EXERCISE TASK: Every record below should be transcribed exactly. Omit the images.

PROVIDED RECORDS:
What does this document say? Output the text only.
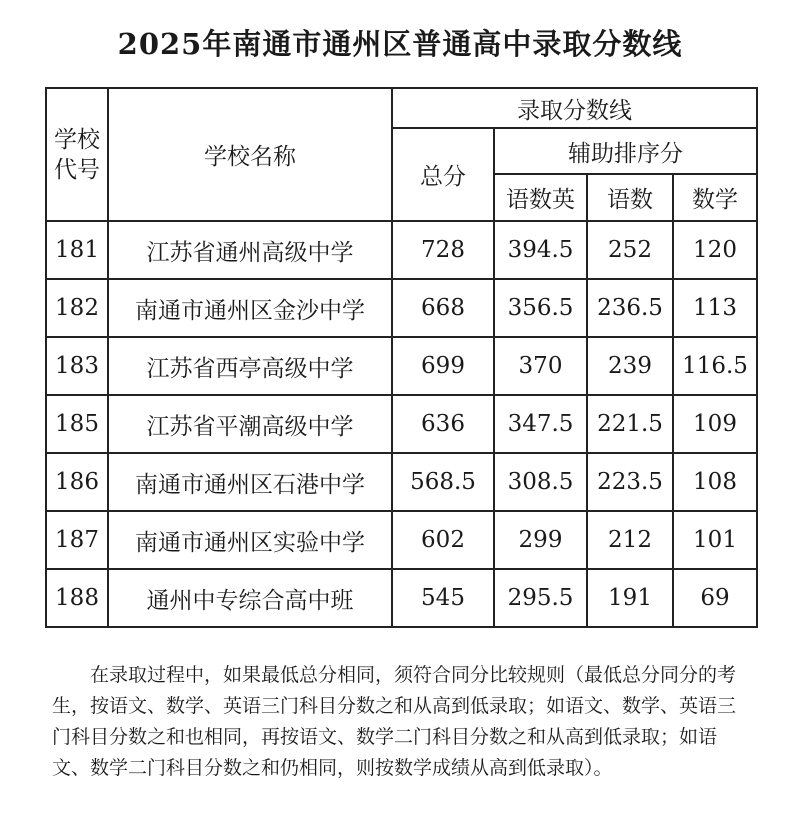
2025年南通市通州区普通高中录取分数线
学校代号	学校名称	录取分数线			
		总分	辅助排序分		
			语数英	语数	数学
181	江苏省通州高级中学	728	394.5	252	120
182	南通市通州区金沙中学	668	356.5	236.5	113
183	江苏省西亭高级中学	699	370	239	116.5
185	江苏省平潮高级中学	636	347.5	221.5	109
186	南通市通州区石港中学	568.5	308.5	223.5	108
187	南通市通州区实验中学	602	299	212	101
188	通州中专综合高中班	545	295.5	191	69
在录取过程中，如果最低总分相同，须符合同分比较规则（最低总分同分的考生，按语文、数学、英语三门科目分数之和从高到低录取；如语文、数学、英语三门科目分数之和也相同，再按语文、数学二门科目分数之和从高到低录取；如语文、数学二门科目分数之和仍相同，则按数学成绩从高到低录取）。
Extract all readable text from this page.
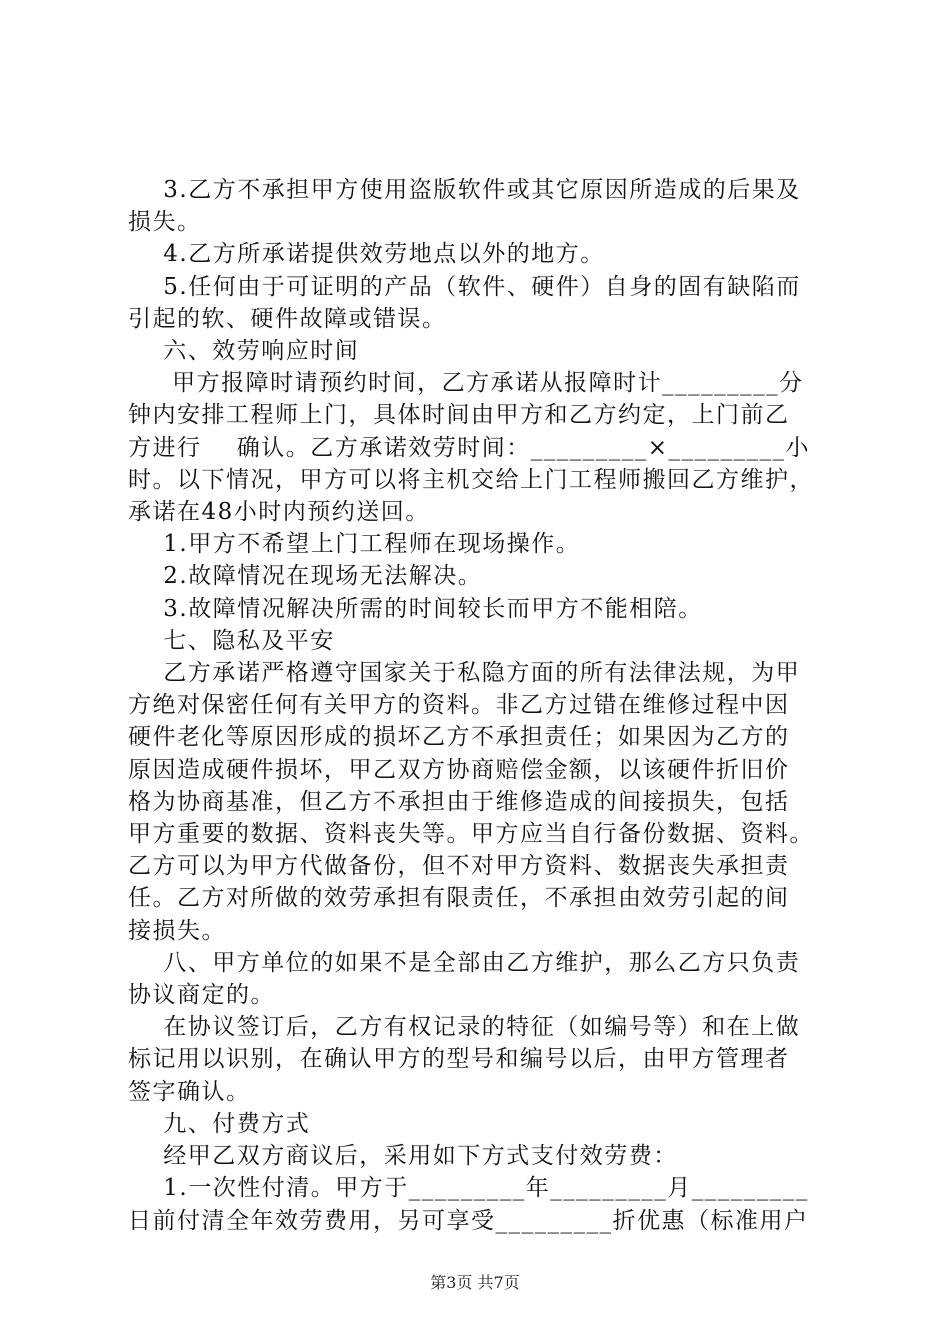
3.乙方不承担甲方使用盗版软件或其它原因所造成的后果及

损失。

4.乙方所承诺提供效劳地点以外的地方。

5.任何由于可证明的产品（软件、硬件）自身的固有缺陷而

引起的软、硬件故障或错误。

六、效劳响应时间

甲方报障时请预约时间，乙方承诺从报障时计_________分

钟内安排工程师上门，具体时间由甲方和乙方约定，上门前乙

方进行    确认。乙方承诺效劳时间：_________×_________小

时。以下情况，甲方可以将主机交给上门工程师搬回乙方维护，

承诺在48小时内预约送回。

1.甲方不希望上门工程师在现场操作。

2.故障情况在现场无法解决。

3.故障情况解决所需的时间较长而甲方不能相陪。

七、隐私及平安

乙方承诺严格遵守国家关于私隐方面的所有法律法规，为甲

方绝对保密任何有关甲方的资料。非乙方过错在维修过程中因

硬件老化等原因形成的损坏乙方不承担责任；如果因为乙方的

原因造成硬件损坏，甲乙双方协商赔偿金额，以该硬件折旧价

格为协商基准，但乙方不承担由于维修造成的间接损失，包括

甲方重要的数据、资料丧失等。甲方应当自行备份数据、资料。

乙方可以为甲方代做备份，但不对甲方资料、数据丧失承担责

任。乙方对所做的效劳承担有限责任，不承担由效劳引起的间

接损失。

八、甲方单位的如果不是全部由乙方维护，那么乙方只负责

协议商定的。

在协议签订后，乙方有权记录的特征（如编号等）和在上做

标记用以识别，在确认甲方的型号和编号以后，由甲方管理者

签字确认。

九、付费方式

经甲乙双方商议后，采用如下方式支付效劳费：

1.一次性付清。甲方于_________年_________月_________

日前付清全年效劳费用，另可享受_________折优惠（标准用户

第3页 共7页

TASK RESPONSE:
What does this document say? Output the text only.
2025年南通市通州区普通高中录取分数线
学校代号	学校名称	录取分数线			
		总分	辅助排序分		
			语数英	语数	数学
181	江苏省通州高级中学	728	394.5	252	120
182	南通市通州区金沙中学	668	356.5	236.5	113
183	江苏省西亭高级中学	699	370	239	116.5
185	江苏省平潮高级中学	636	347.5	221.5	109
186	南通市通州区石港中学	568.5	308.5	223.5	108
187	南通市通州区实验中学	602	299	212	101
188	通州中专综合高中班	545	295.5	191	69
在录取过程中，如果最低总分相同，须符合同分比较规则（最低总分同分的考生，按语文、数学、英语三门科目分数之和从高到低录取；如语文、数学、英语三门科目分数之和也相同，再按语文、数学二门科目分数之和从高到低录取；如语文、数学二门科目分数之和仍相同，则按数学成绩从高到低录取）。
Extract all readable text from this page.
3.乙方不承担甲方使用盗版软件或其它原因所造成的后果及

损失。

4.乙方所承诺提供效劳地点以外的地方。

5.任何由于可证明的产品（软件、硬件）自身的固有缺陷而

引起的软、硬件故障或错误。

六、效劳响应时间

甲方报障时请预约时间，乙方承诺从报障时计_________分

钟内安排工程师上门，具体时间由甲方和乙方约定，上门前乙

方进行    确认。乙方承诺效劳时间：_________×_________小

时。以下情况，甲方可以将主机交给上门工程师搬回乙方维护，

承诺在48小时内预约送回。

1.甲方不希望上门工程师在现场操作。

2.故障情况在现场无法解决。

3.故障情况解决所需的时间较长而甲方不能相陪。

七、隐私及平安

乙方承诺严格遵守国家关于私隐方面的所有法律法规，为甲

方绝对保密任何有关甲方的资料。非乙方过错在维修过程中因

硬件老化等原因形成的损坏乙方不承担责任；如果因为乙方的

原因造成硬件损坏，甲乙双方协商赔偿金额，以该硬件折旧价

格为协商基准，但乙方不承担由于维修造成的间接损失，包括

甲方重要的数据、资料丧失等。甲方应当自行备份数据、资料。

乙方可以为甲方代做备份，但不对甲方资料、数据丧失承担责

任。乙方对所做的效劳承担有限责任，不承担由效劳引起的间

接损失。

八、甲方单位的如果不是全部由乙方维护，那么乙方只负责

协议商定的。

在协议签订后，乙方有权记录的特征（如编号等）和在上做

标记用以识别，在确认甲方的型号和编号以后，由甲方管理者

签字确认。

九、付费方式

经甲乙双方商议后，采用如下方式支付效劳费：

1.一次性付清。甲方于_________年_________月_________

日前付清全年效劳费用，另可享受_________折优惠（标准用户

第3页 共7页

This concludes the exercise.